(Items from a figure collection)
....................

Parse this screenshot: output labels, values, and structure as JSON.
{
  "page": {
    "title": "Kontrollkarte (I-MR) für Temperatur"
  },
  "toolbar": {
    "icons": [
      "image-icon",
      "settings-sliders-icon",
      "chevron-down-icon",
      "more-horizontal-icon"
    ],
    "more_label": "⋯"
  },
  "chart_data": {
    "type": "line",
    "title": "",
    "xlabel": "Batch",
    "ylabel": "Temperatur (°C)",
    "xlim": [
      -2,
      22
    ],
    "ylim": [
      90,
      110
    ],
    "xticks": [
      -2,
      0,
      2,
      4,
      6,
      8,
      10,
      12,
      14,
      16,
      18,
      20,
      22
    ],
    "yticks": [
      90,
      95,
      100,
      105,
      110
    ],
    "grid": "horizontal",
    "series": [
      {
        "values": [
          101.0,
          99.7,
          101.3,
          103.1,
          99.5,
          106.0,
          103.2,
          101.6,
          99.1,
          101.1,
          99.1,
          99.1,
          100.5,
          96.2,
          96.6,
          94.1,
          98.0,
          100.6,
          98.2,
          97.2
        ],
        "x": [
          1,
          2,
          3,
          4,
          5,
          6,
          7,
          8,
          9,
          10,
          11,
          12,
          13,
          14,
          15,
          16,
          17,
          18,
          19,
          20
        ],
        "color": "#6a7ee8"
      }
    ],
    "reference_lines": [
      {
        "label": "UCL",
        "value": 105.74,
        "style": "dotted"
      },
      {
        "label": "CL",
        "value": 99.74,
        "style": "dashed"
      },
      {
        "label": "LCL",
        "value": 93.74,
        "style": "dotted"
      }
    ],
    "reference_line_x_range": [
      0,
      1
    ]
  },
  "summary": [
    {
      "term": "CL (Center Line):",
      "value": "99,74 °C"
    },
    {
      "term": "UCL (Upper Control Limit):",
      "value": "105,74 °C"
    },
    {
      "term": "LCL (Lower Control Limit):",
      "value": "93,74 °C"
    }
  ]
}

....................

:: What is needed ::
Using the data above, copy each line that contains "Control".

:: Completed task ::
      "term": "UCL (Upper Control Limit):",
      "term": "LCL (Lower Control Limit):",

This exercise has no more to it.